Records from a dataset
■ ■ ■ ■

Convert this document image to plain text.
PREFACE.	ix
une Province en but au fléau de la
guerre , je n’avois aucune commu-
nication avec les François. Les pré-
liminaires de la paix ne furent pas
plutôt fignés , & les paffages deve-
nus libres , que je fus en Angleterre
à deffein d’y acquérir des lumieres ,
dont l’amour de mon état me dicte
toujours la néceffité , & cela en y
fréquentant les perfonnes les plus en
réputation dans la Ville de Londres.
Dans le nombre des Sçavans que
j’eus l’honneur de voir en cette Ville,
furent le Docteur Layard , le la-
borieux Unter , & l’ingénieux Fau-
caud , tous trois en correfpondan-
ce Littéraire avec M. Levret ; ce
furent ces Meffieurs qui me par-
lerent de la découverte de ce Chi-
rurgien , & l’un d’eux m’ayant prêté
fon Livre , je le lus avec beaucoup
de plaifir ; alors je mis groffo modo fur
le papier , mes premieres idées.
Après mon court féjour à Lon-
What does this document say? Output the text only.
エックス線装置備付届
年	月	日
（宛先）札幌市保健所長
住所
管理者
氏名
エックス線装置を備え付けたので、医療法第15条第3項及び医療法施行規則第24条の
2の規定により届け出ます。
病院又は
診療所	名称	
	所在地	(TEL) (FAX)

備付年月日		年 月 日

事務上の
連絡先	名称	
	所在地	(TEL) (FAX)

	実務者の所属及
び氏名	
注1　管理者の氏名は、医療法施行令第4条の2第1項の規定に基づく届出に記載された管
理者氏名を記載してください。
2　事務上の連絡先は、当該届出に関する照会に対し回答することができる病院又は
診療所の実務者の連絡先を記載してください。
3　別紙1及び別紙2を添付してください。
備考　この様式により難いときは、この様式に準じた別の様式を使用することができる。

■ ■ ■ ■

**INSTRUCTIONS FOR THE TASK:** Please output the complete data exactly.

**SOLUTION FOR THIS TASK:**
Convert this document image to plain text.
PREFACE.	ix
une Province en but au fléau de la
guerre , je n’avois aucune commu-
nication avec les François. Les pré-
liminaires de la paix ne furent pas
plutôt fignés , & les paffages deve-
nus libres , que je fus en Angleterre
à deffein d’y acquérir des lumieres ,
dont l’amour de mon état me dicte
toujours la néceffité , & cela en y
fréquentant les perfonnes les plus en
réputation dans la Ville de Londres.
Dans le nombre des Sçavans que
j’eus l’honneur de voir en cette Ville,
furent le Docteur Layard , le la-
borieux Unter , & l’ingénieux Fau-
caud , tous trois en correfpondan-
ce Littéraire avec M. Levret ; ce
furent ces Meffieurs qui me par-
lerent de la découverte de ce Chi-
rurgien , & l’un d’eux m’ayant prêté
fon Livre , je le lus avec beaucoup
de plaifir ; alors je mis groffo modo fur
le papier , mes premieres idées.
Après mon court féjour à Lon-
What does this document say? Output the text only.
エックス線装置備付届
年	月	日
（宛先）札幌市保健所長
住所
管理者
氏名
エックス線装置を備え付けたので、医療法第15条第3項及び医療法施行規則第24条の
2の規定により届け出ます。
病院又は
診療所	名称	
	所在地	(TEL) (FAX)

備付年月日		年 月 日

事務上の
連絡先	名称	
	所在地	(TEL) (FAX)

	実務者の所属及
び氏名	
注1　管理者の氏名は、医療法施行令第4条の2第1項の規定に基づく届出に記載された管
理者氏名を記載してください。
2　事務上の連絡先は、当該届出に関する照会に対し回答することができる病院又は
診療所の実務者の連絡先を記載してください。
3　別紙1及び別紙2を添付してください。
備考　この様式により難いときは、この様式に準じた別の様式を使用することができる。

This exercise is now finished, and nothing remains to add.